## YOUR OBJECTIVE
Would you pull out every line of the material that contains the string "hinder"?

## STORED DATA
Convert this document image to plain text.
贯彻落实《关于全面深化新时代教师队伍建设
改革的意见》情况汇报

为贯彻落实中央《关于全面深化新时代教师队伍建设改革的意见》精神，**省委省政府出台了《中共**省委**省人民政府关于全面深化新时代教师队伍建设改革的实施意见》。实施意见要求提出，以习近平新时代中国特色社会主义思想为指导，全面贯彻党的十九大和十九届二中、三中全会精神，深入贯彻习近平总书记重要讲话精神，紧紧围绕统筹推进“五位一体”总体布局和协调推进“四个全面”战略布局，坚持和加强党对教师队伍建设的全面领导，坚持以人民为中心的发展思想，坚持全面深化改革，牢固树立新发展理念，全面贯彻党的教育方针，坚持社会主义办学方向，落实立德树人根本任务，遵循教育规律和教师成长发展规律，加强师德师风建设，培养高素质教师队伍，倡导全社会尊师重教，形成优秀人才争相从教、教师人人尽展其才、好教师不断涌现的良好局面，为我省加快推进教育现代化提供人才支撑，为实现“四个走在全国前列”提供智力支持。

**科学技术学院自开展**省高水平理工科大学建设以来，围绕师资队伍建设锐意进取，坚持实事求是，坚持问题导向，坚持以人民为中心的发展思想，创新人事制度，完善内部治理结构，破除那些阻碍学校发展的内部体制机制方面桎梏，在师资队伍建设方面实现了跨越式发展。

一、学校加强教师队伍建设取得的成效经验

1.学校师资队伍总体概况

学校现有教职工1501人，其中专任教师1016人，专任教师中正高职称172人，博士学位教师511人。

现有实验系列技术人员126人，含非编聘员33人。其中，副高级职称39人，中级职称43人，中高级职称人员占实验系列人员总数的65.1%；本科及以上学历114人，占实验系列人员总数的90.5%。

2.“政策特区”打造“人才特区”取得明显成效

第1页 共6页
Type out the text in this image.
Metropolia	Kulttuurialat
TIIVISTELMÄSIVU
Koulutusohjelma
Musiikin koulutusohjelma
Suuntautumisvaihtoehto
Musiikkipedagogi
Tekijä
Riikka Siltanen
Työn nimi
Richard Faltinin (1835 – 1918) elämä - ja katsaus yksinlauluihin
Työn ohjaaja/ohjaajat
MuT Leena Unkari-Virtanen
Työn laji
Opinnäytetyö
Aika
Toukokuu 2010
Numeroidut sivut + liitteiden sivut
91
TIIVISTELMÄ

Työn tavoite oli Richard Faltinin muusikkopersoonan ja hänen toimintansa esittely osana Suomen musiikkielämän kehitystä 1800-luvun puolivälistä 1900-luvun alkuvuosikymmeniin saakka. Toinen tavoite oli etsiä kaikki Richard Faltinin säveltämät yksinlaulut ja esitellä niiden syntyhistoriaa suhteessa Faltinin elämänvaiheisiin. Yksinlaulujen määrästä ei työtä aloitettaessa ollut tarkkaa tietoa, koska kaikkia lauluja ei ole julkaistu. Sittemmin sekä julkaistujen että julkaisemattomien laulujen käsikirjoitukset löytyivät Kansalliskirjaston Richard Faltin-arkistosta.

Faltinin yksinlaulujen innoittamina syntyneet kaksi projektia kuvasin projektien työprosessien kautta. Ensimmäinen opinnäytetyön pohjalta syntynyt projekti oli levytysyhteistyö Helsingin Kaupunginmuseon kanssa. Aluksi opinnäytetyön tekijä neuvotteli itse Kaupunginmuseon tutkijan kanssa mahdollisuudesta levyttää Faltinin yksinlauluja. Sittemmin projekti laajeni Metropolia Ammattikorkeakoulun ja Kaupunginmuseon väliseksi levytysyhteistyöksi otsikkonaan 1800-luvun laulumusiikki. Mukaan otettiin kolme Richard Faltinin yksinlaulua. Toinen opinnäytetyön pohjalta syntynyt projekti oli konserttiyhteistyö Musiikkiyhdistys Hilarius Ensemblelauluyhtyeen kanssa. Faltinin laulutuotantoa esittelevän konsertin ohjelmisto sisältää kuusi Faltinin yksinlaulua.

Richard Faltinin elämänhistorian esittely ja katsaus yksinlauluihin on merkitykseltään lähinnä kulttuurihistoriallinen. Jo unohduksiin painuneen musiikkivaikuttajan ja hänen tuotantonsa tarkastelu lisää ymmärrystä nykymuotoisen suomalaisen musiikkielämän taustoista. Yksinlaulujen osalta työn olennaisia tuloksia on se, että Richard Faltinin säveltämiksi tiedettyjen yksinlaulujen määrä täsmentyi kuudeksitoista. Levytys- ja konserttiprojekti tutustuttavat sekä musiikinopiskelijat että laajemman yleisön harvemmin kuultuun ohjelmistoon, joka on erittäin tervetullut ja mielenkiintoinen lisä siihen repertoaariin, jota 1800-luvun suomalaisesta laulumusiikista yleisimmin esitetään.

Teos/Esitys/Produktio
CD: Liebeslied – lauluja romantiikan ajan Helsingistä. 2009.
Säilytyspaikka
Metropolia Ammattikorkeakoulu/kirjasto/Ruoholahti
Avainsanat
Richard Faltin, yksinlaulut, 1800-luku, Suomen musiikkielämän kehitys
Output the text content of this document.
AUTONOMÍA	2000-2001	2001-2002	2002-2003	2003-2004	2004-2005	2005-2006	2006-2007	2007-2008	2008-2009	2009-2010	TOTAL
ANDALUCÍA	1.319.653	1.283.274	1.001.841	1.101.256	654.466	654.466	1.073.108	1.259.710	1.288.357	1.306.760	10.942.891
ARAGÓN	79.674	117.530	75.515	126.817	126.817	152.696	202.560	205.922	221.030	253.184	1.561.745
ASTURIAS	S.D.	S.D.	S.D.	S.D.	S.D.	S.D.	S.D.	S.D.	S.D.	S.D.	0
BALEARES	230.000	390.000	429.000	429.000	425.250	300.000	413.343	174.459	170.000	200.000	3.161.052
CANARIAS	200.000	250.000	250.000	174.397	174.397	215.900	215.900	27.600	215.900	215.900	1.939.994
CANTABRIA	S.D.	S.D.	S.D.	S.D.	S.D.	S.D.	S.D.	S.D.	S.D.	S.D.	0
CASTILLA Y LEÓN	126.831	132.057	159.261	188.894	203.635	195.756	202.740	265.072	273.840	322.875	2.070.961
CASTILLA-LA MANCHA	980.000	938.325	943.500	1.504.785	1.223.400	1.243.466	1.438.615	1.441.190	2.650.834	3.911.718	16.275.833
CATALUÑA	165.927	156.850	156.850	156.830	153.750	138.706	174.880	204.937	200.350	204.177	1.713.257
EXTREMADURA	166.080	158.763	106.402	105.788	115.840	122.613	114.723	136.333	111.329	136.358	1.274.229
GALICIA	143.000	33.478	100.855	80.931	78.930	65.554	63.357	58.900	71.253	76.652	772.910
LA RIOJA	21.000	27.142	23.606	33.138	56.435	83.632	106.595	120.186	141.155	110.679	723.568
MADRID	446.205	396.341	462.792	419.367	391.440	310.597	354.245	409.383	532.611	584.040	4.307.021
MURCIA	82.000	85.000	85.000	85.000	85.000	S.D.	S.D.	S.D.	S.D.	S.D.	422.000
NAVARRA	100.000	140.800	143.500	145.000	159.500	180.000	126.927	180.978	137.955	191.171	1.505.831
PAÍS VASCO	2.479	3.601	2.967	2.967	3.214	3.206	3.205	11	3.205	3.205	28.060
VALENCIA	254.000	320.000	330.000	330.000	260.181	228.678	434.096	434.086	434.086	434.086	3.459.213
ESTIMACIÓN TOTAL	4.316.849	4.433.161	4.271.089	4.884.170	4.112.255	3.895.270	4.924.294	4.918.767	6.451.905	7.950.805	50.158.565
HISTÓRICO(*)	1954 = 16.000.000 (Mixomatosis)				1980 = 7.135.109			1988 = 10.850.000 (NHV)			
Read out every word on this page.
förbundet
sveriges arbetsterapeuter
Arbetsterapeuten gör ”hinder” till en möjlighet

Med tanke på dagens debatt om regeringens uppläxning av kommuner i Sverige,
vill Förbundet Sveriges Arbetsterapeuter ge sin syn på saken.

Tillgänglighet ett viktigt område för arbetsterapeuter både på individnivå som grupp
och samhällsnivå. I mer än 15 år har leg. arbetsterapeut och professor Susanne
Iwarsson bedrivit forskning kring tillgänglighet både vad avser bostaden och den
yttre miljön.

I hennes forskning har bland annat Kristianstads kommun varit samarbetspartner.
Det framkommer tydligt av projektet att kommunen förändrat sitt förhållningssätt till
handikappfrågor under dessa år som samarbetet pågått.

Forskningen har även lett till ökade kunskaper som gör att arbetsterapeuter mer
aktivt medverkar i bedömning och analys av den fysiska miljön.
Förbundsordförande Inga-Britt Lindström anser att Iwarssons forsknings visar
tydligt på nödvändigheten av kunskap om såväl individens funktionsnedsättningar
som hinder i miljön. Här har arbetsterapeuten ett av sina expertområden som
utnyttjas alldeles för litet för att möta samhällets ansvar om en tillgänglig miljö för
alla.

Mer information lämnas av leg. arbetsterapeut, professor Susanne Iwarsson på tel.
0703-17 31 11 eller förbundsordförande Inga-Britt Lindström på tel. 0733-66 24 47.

## WRITTEN RESPONSE
Arbetsterapeuten gör ”hinder” till en möjlighet
som hinder i miljön. Här har arbetsterapeuten ett av sina expertområden som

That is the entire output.